(Extracted records)
%%
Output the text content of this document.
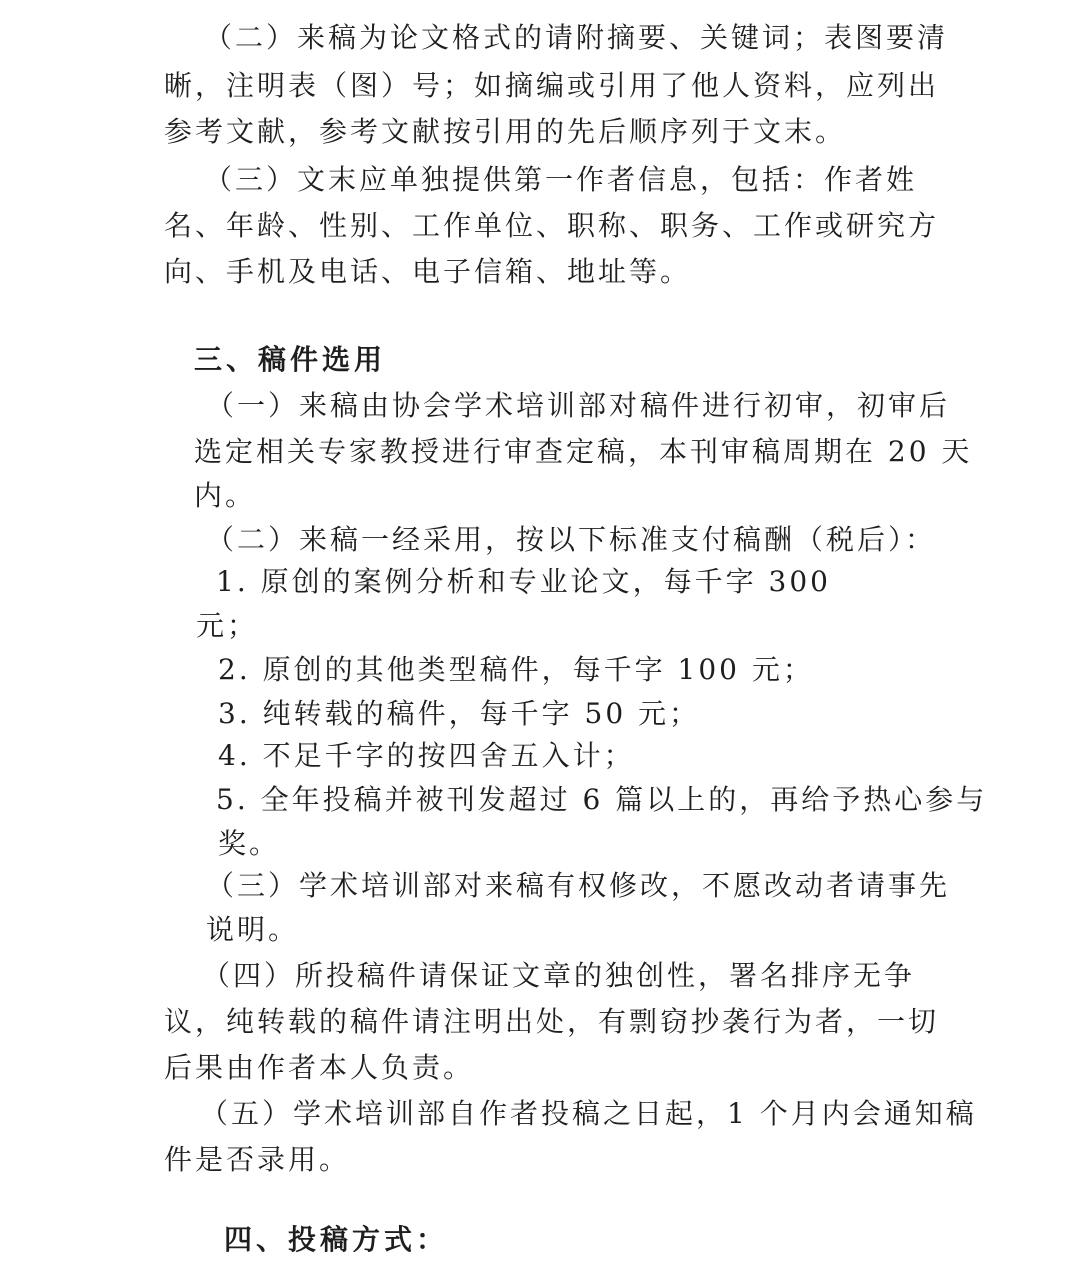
（二）来稿为论文格式的请附摘要、关键词；表图要清

晰，注明表（图）号；如摘编或引用了他人资料，应列出

参考文献，参考文献按引用的先后顺序列于文末。

（三）文末应单独提供第一作者信息，包括：作者姓

名、年龄、性别、工作单位、职称、职务、工作或研究方

向、手机及电话、电子信箱、地址等。

三、稿件选用

（一）来稿由协会学术培训部对稿件进行初审，初审后

选定相关专家教授进行审查定稿，本刊审稿周期在 20 天

内。

（二）来稿一经采用，按以下标准支付稿酬（税后）：

1. 原创的案例分析和专业论文，每千字 300

元；

2. 原创的其他类型稿件，每千字 100 元；

3. 纯转载的稿件，每千字 50 元；

4. 不足千字的按四舍五入计；

5. 全年投稿并被刊发超过 6 篇以上的，再给予热心参与

奖。

（三）学术培训部对来稿有权修改，不愿改动者请事先

说明。

（四）所投稿件请保证文章的独创性，署名排序无争

议，纯转载的稿件请注明出处，有剽窃抄袭行为者，一切

后果由作者本人负责。

（五）学术培训部自作者投稿之日起，1 个月内会通知稿

件是否录用。

四、投稿方式：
%%
*WHAT YOU SHOULD DO*: Repeat the material exactly as it reads, without any of its pictures.

*PROBLEM SOLUTION*:
Output the text content of this document.
（二）来稿为论文格式的请附摘要、关键词；表图要清

晰，注明表（图）号；如摘编或引用了他人资料，应列出

参考文献，参考文献按引用的先后顺序列于文末。

（三）文末应单独提供第一作者信息，包括：作者姓

名、年龄、性别、工作单位、职称、职务、工作或研究方

向、手机及电话、电子信箱、地址等。

三、稿件选用

（一）来稿由协会学术培训部对稿件进行初审，初审后

选定相关专家教授进行审查定稿，本刊审稿周期在 20 天

内。

（二）来稿一经采用，按以下标准支付稿酬（税后）：

1. 原创的案例分析和专业论文，每千字 300

元；

2. 原创的其他类型稿件，每千字 100 元；

3. 纯转载的稿件，每千字 50 元；

4. 不足千字的按四舍五入计；

5. 全年投稿并被刊发超过 6 篇以上的，再给予热心参与

奖。

（三）学术培训部对来稿有权修改，不愿改动者请事先

说明。

（四）所投稿件请保证文章的独创性，署名排序无争

议，纯转载的稿件请注明出处，有剽窃抄袭行为者，一切

后果由作者本人负责。

（五）学术培训部自作者投稿之日起，1 个月内会通知稿

件是否录用。

四、投稿方式：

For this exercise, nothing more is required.